#### [Aim of the task]
Identify the lines that include the word "text", then copy all of them.

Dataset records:
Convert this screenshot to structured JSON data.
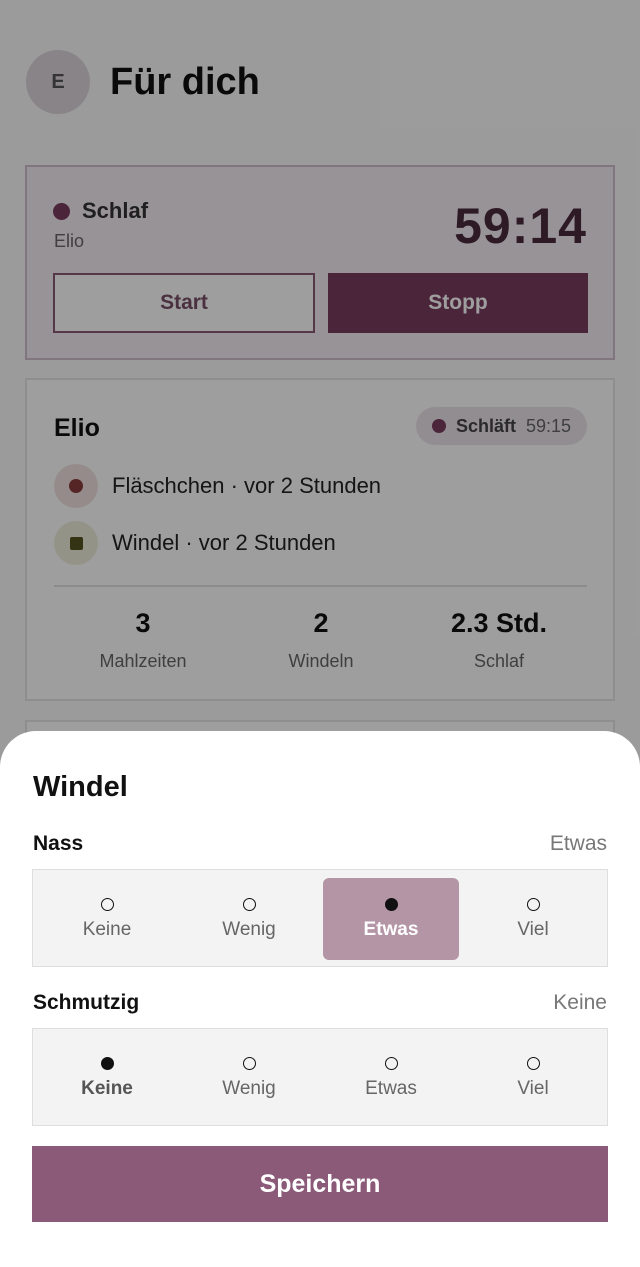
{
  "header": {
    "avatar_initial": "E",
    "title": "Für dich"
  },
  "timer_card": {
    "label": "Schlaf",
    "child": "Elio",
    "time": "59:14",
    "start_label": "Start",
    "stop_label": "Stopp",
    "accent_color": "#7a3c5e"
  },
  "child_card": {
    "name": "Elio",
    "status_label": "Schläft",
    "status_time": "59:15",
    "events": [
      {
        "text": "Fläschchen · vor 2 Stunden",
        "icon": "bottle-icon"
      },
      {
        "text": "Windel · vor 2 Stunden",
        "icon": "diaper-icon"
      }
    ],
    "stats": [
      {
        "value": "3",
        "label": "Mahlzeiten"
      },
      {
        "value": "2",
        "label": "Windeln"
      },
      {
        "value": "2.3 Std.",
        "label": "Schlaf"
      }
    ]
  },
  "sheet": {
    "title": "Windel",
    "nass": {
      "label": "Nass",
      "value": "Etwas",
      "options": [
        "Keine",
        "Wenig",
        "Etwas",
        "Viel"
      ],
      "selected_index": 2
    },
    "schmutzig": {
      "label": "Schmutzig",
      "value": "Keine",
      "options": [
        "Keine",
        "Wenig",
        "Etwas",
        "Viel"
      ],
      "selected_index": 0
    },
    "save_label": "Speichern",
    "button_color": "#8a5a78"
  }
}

#### [Solution to this task]
        "text": "Fläschchen · vor 2 Stunden",
        "text": "Windel · vor 2 Stunden",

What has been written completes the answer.